● Work required
Quote the whole listing word for word. Do not include the pictures.

● Dataset excerpts
:::::

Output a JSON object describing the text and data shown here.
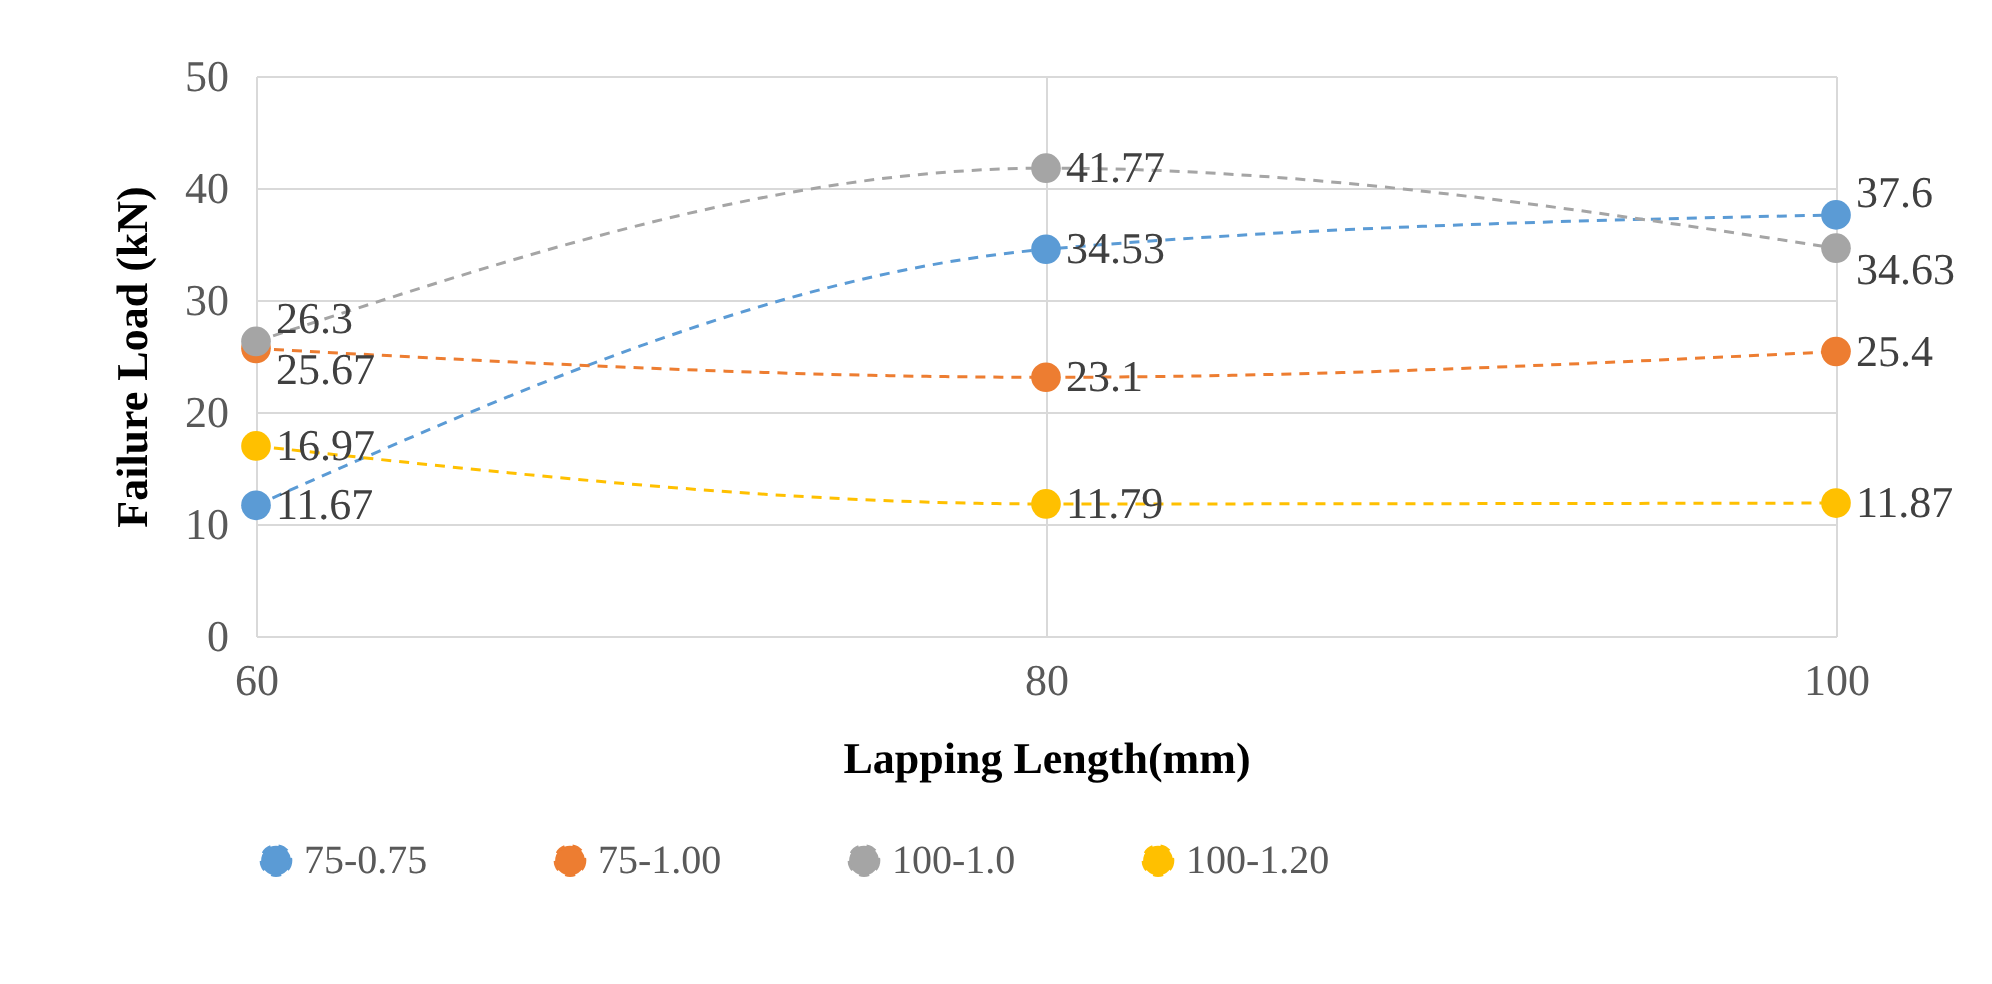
{
  "chart_data": {
    "type": "line",
    "xlabel": "Lapping Length(mm)",
    "ylabel": "Failure Load (kN)",
    "x": [
      60,
      80,
      100
    ],
    "series": [
      {
        "name": "75-0.75",
        "color": "#5b9bd5",
        "values": [
          11.67,
          34.53,
          37.6
        ]
      },
      {
        "name": "75-1.00",
        "color": "#ed7d31",
        "values": [
          25.67,
          23.1,
          25.4
        ]
      },
      {
        "name": "100-1.0",
        "color": "#a5a5a5",
        "values": [
          26.3,
          41.77,
          34.63
        ]
      },
      {
        "name": "100-1.20",
        "color": "#ffc000",
        "values": [
          16.97,
          11.79,
          11.87
        ]
      }
    ],
    "xlim": [
      60,
      100
    ],
    "xticks": [
      60,
      80,
      100
    ],
    "ylim": [
      0,
      50
    ],
    "yticks": [
      0,
      10,
      20,
      30,
      40,
      50
    ],
    "grid": true,
    "legend": "bottom",
    "marker": "circle",
    "line_style": "dashed",
    "data_labels": true
  }
}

:::::

● Problem solution
Output a JSON object describing the text and data shown here.
{
  "chart_data": {
    "type": "line",
    "xlabel": "Lapping Length(mm)",
    "ylabel": "Failure Load (kN)",
    "x": [
      60,
      80,
      100
    ],
    "series": [
      {
        "name": "75-0.75",
        "color": "#5b9bd5",
        "values": [
          11.67,
          34.53,
          37.6
        ]
      },
      {
        "name": "75-1.00",
        "color": "#ed7d31",
        "values": [
          25.67,
          23.1,
          25.4
        ]
      },
      {
        "name": "100-1.0",
        "color": "#a5a5a5",
        "values": [
          26.3,
          41.77,
          34.63
        ]
      },
      {
        "name": "100-1.20",
        "color": "#ffc000",
        "values": [
          16.97,
          11.79,
          11.87
        ]
      }
    ],
    "xlim": [
      60,
      100
    ],
    "xticks": [
      60,
      80,
      100
    ],
    "ylim": [
      0,
      50
    ],
    "yticks": [
      0,
      10,
      20,
      30,
      40,
      50
    ],
    "grid": true,
    "legend": "bottom",
    "marker": "circle",
    "line_style": "dashed",
    "data_labels": true
  }
}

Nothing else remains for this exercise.